EXERCISE TASK
Do any lines in the data below contain "Sauerstoff"? If so, copy every one of them.

Entries taken from a collection
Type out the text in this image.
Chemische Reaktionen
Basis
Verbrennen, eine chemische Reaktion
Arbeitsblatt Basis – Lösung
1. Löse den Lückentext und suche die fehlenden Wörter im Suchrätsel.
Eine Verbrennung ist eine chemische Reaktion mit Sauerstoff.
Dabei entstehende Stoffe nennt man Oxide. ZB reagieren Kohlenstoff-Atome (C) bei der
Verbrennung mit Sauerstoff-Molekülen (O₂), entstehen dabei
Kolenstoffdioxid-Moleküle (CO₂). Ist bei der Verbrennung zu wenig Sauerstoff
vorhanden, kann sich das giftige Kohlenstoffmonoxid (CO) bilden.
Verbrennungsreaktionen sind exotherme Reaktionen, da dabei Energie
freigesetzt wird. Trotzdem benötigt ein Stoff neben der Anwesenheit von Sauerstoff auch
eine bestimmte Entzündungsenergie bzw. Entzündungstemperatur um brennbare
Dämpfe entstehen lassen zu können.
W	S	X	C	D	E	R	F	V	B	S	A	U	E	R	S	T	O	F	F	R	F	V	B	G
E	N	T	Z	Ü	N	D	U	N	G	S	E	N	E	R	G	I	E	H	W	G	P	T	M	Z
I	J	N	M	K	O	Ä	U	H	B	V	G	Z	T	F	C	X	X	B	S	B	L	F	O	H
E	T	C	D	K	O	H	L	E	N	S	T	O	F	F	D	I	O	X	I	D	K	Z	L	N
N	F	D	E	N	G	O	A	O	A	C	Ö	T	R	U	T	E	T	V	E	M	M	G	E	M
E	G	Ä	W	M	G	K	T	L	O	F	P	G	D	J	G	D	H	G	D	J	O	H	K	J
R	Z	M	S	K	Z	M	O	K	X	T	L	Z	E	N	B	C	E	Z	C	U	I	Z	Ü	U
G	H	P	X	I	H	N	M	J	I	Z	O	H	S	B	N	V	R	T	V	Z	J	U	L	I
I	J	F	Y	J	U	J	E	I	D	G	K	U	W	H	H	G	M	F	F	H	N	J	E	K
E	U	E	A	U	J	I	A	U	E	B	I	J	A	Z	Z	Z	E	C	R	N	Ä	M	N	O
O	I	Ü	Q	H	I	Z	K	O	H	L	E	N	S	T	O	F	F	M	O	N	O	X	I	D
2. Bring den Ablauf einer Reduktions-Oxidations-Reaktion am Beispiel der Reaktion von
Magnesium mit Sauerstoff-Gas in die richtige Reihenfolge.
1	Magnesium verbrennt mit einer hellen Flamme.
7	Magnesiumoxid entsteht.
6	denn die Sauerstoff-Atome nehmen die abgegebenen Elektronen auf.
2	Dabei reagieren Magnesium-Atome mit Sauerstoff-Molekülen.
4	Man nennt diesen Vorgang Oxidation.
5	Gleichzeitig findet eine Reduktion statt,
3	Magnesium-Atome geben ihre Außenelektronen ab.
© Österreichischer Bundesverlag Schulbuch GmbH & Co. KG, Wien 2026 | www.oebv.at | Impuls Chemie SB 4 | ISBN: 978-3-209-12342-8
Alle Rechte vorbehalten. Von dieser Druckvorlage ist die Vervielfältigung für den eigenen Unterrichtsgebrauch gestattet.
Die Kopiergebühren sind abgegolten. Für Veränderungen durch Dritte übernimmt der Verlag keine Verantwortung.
==
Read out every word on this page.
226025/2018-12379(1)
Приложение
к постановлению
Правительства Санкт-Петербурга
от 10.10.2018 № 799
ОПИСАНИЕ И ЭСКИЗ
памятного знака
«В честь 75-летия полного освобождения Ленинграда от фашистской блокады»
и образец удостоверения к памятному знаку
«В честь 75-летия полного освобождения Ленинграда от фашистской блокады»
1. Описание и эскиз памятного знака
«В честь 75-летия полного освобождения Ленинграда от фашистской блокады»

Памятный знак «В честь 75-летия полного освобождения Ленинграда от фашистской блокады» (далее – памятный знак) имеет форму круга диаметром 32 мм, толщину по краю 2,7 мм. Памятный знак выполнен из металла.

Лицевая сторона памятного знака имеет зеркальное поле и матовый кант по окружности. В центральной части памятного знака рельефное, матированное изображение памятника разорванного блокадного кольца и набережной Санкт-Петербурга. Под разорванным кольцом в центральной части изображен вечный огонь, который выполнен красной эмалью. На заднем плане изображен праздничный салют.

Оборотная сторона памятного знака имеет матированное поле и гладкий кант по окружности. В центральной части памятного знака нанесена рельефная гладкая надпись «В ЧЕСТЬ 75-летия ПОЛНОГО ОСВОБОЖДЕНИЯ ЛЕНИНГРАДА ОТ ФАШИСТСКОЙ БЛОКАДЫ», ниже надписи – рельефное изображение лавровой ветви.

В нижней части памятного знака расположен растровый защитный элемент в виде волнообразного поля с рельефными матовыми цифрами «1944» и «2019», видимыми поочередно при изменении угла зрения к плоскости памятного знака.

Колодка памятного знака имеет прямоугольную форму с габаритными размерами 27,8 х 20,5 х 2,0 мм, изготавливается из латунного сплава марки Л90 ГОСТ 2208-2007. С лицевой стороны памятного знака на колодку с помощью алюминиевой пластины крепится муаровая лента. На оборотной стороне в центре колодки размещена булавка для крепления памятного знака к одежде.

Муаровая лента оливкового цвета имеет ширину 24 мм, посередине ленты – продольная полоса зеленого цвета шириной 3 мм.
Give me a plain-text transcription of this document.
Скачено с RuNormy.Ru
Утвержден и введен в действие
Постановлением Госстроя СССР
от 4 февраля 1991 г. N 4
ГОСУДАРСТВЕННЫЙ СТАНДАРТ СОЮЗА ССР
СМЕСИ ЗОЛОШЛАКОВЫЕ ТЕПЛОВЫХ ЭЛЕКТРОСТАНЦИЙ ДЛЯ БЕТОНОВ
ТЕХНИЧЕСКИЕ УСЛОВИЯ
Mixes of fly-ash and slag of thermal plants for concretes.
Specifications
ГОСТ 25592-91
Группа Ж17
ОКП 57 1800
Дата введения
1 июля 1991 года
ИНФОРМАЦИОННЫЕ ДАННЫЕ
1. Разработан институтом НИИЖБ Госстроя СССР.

WORKED ANSWER
Eine Verbrennung ist eine chemische Reaktion mit Sauerstoff.
Verbrennung mit Sauerstoff-Molekülen (O₂), entstehen dabei
Kolenstoffdioxid-Moleküle (CO₂). Ist bei der Verbrennung zu wenig Sauerstoff
freigesetzt wird. Trotzdem benötigt ein Stoff neben der Anwesenheit von Sauerstoff auch
Magnesium mit Sauerstoff-Gas in die richtige Reihenfolge.
6	denn die Sauerstoff-Atome nehmen die abgegebenen Elektronen auf.
2	Dabei reagieren Magnesium-Atome mit Sauerstoff-Molekülen.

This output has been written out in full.